___ Material for this task

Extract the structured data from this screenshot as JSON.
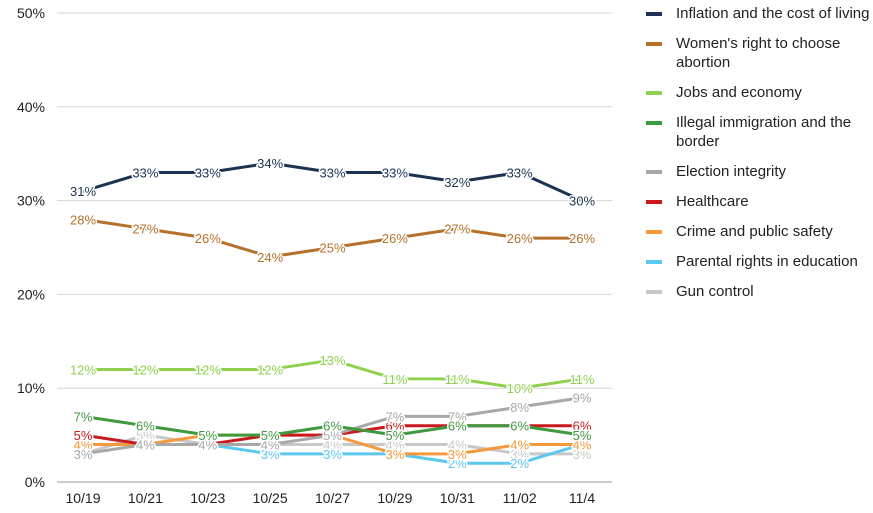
{
  "chart_data": {
    "type": "line",
    "title": "",
    "xlabel": "",
    "ylabel": "",
    "categories": [
      "10/19",
      "10/21",
      "10/23",
      "10/25",
      "10/27",
      "10/29",
      "10/31",
      "11/02",
      "11/4"
    ],
    "ylim": [
      0,
      50
    ],
    "yticks": [
      "0%",
      "10%",
      "20%",
      "30%",
      "40%",
      "50%"
    ],
    "grid": true,
    "legend_position": "right",
    "series": [
      {
        "name": "Inflation and the cost of living",
        "color": "#1b3350",
        "values": [
          31,
          33,
          33,
          34,
          33,
          33,
          32,
          33,
          30
        ]
      },
      {
        "name": "Women's right to choose abortion",
        "color": "#b5702b",
        "values": [
          28,
          27,
          26,
          24,
          25,
          26,
          27,
          26,
          26
        ]
      },
      {
        "name": "Jobs and economy",
        "color": "#8fd14f",
        "values": [
          12,
          12,
          12,
          12,
          13,
          11,
          11,
          10,
          11
        ]
      },
      {
        "name": "Illegal immigration and the border",
        "color": "#3f9a3f",
        "values": [
          7,
          6,
          5,
          5,
          6,
          5,
          6,
          6,
          5
        ]
      },
      {
        "name": "Election integrity",
        "color": "#a8a8a8",
        "values": [
          3,
          4,
          4,
          4,
          5,
          7,
          7,
          8,
          9
        ]
      },
      {
        "name": "Healthcare",
        "color": "#c8191e",
        "values": [
          5,
          4,
          4,
          5,
          5,
          6,
          6,
          6,
          6
        ]
      },
      {
        "name": "Crime and public safety",
        "color": "#f39a3c",
        "values": [
          4,
          4,
          5,
          5,
          5,
          3,
          3,
          4,
          4
        ]
      },
      {
        "name": "Parental rights in education",
        "color": "#5cc8ef",
        "values": [
          4,
          4,
          4,
          3,
          3,
          3,
          2,
          2,
          4
        ]
      },
      {
        "name": "Gun control",
        "color": "#c8c8c8",
        "values": [
          3,
          5,
          4,
          4,
          4,
          4,
          4,
          3,
          3
        ]
      }
    ]
  }
}
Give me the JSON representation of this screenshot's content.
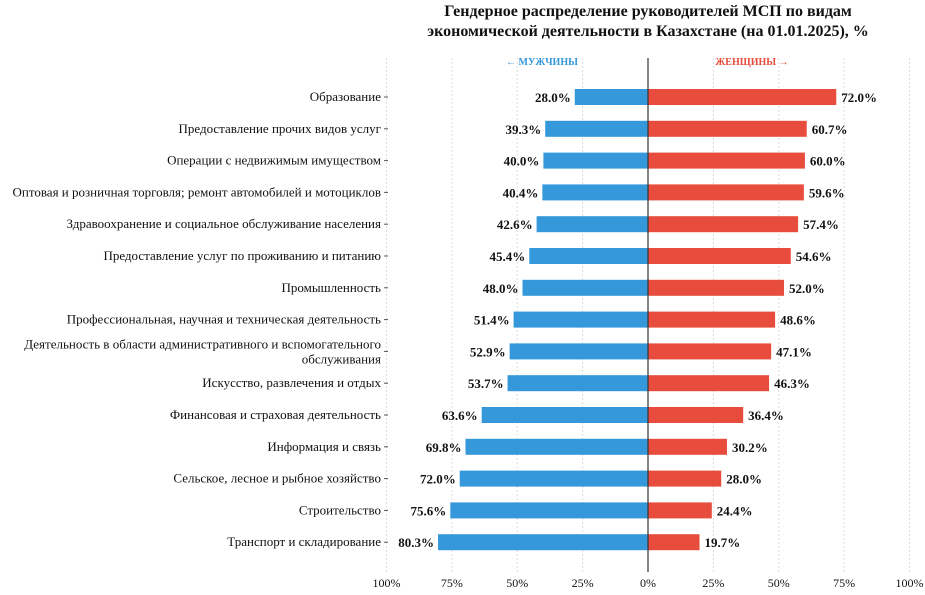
{
  "chart_data": {
    "type": "bar",
    "orientation": "horizontal-diverging",
    "title": [
      "Гендерное распределение руководителей МСП по видам",
      "экономической деятельности в Казахстане (на 01.01.2025), %"
    ],
    "direction_labels": {
      "men": "← МУЖЧИНЫ",
      "women": "ЖЕНЩИНЫ →"
    },
    "colors": {
      "men": "#3498db",
      "women": "#e74c3c"
    },
    "categories": [
      "Образование",
      "Предоставление прочих видов услуг",
      "Операции с недвижимым имуществом",
      "Оптовая и розничная торговля; ремонт автомобилей и мотоциклов",
      "Здравоохранение и социальное обслуживание населения",
      "Предоставление услуг по проживанию и питанию",
      "Промышленность",
      "Профессиональная, научная и техническая деятельность",
      "Деятельность в области административного и вспомогательного|обслуживания",
      "Искусство, развлечения и отдых",
      "Финансовая и страховая деятельность",
      "Информация и связь",
      "Сельское, лесное и рыбное хозяйство",
      "Строительство",
      "Транспорт и складирование"
    ],
    "series": [
      {
        "name": "Мужчины",
        "values": [
          28.0,
          39.3,
          40.0,
          40.4,
          42.6,
          45.4,
          48.0,
          51.4,
          52.9,
          53.7,
          63.6,
          69.8,
          72.0,
          75.6,
          80.3
        ]
      },
      {
        "name": "Женщины",
        "values": [
          72.0,
          60.7,
          60.0,
          59.6,
          57.4,
          54.6,
          52.0,
          48.6,
          47.1,
          46.3,
          36.4,
          30.2,
          28.0,
          24.4,
          19.7
        ]
      }
    ],
    "xlim": [
      -100,
      100
    ],
    "xticks": [
      -100,
      -75,
      -50,
      -25,
      0,
      25,
      50,
      75,
      100
    ],
    "xtick_labels": [
      "100%",
      "75%",
      "50%",
      "25%",
      "0%",
      "25%",
      "50%",
      "75%",
      "100%"
    ],
    "grid": true
  }
}
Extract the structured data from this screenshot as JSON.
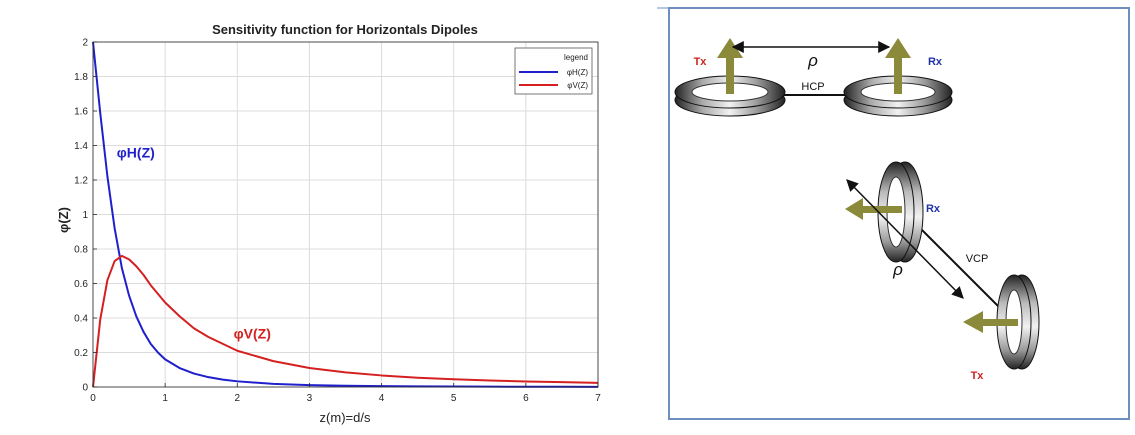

______

| Work required |
Print every entry above again without changing a word, and omit the pictures.

| Correct response |
Extract the structured data from this screenshot as JSON.
{
  "chart_data": {
    "type": "line",
    "title": "",
    "xlabel": "",
    "ylabel": "",
    "categories": [
      "10/19",
      "10/21",
      "10/23",
      "10/25",
      "10/27",
      "10/29",
      "10/31",
      "11/02",
      "11/4"
    ],
    "ylim": [
      0,
      50
    ],
    "yticks": [
      "0%",
      "10%",
      "20%",
      "30%",
      "40%",
      "50%"
    ],
    "grid": true,
    "legend_position": "right",
    "series": [
      {
        "name": "Inflation and the cost of living",
        "color": "#1b3350",
        "values": [
          31,
          33,
          33,
          34,
          33,
          33,
          32,
          33,
          30
        ]
      },
      {
        "name": "Women's right to choose abortion",
        "color": "#b5702b",
        "values": [
          28,
          27,
          26,
          24,
          25,
          26,
          27,
          26,
          26
        ]
      },
      {
        "name": "Jobs and economy",
        "color": "#8fd14f",
        "values": [
          12,
          12,
          12,
          12,
          13,
          11,
          11,
          10,
          11
        ]
      },
      {
        "name": "Illegal immigration and the border",
        "color": "#3f9a3f",
        "values": [
          7,
          6,
          5,
          5,
          6,
          5,
          6,
          6,
          5
        ]
      },
      {
        "name": "Election integrity",
        "color": "#a8a8a8",
        "values": [
          3,
          4,
          4,
          4,
          5,
          7,
          7,
          8,
          9
        ]
      },
      {
        "name": "Healthcare",
        "color": "#c8191e",
        "values": [
          5,
          4,
          4,
          5,
          5,
          6,
          6,
          6,
          6
        ]
      },
      {
        "name": "Crime and public safety",
        "color": "#f39a3c",
        "values": [
          4,
          4,
          5,
          5,
          5,
          3,
          3,
          4,
          4
        ]
      },
      {
        "name": "Parental rights in education",
        "color": "#5cc8ef",
        "values": [
          4,
          4,
          4,
          3,
          3,
          3,
          2,
          2,
          4
        ]
      },
      {
        "name": "Gun control",
        "color": "#c8c8c8",
        "values": [
          3,
          5,
          4,
          4,
          4,
          4,
          4,
          3,
          3
        ]
      }
    ]
  }
}
Give me the JSON representation of this screenshot's content.
{
  "chart_data": {
    "type": "bar",
    "orientation": "horizontal-diverging",
    "title": [
      "Гендерное распределение руководителей МСП по видам",
      "экономической деятельности в Казахстане (на 01.01.2025), %"
    ],
    "direction_labels": {
      "men": "← МУЖЧИНЫ",
      "women": "ЖЕНЩИНЫ →"
    },
    "colors": {
      "men": "#3498db",
      "women": "#e74c3c"
    },
    "categories": [
      "Образование",
      "Предоставление прочих видов услуг",
      "Операции с недвижимым имуществом",
      "Оптовая и розничная торговля; ремонт автомобилей и мотоциклов",
      "Здравоохранение и социальное обслуживание населения",
      "Предоставление услуг по проживанию и питанию",
      "Промышленность",
      "Профессиональная, научная и техническая деятельность",
      "Деятельность в области административного и вспомогательного|обслуживания",
      "Искусство, развлечения и отдых",
      "Финансовая и страховая деятельность",
      "Информация и связь",
      "Сельское, лесное и рыбное хозяйство",
      "Строительство",
      "Транспорт и складирование"
    ],
    "series": [
      {
        "name": "Мужчины",
        "values": [
          28.0,
          39.3,
          40.0,
          40.4,
          42.6,
          45.4,
          48.0,
          51.4,
          52.9,
          53.7,
          63.6,
          69.8,
          72.0,
          75.6,
          80.3
        ]
      },
      {
        "name": "Женщины",
        "values": [
          72.0,
          60.7,
          60.0,
          59.6,
          57.4,
          54.6,
          52.0,
          48.6,
          47.1,
          46.3,
          36.4,
          30.2,
          28.0,
          24.4,
          19.7
        ]
      }
    ],
    "xlim": [
      -100,
      100
    ],
    "xticks": [
      -100,
      -75,
      -50,
      -25,
      0,
      25,
      50,
      75,
      100
    ],
    "xtick_labels": [
      "100%",
      "75%",
      "50%",
      "25%",
      "0%",
      "25%",
      "50%",
      "75%",
      "100%"
    ],
    "grid": true
  }
}
Extract the structured data from this screenshot as JSON.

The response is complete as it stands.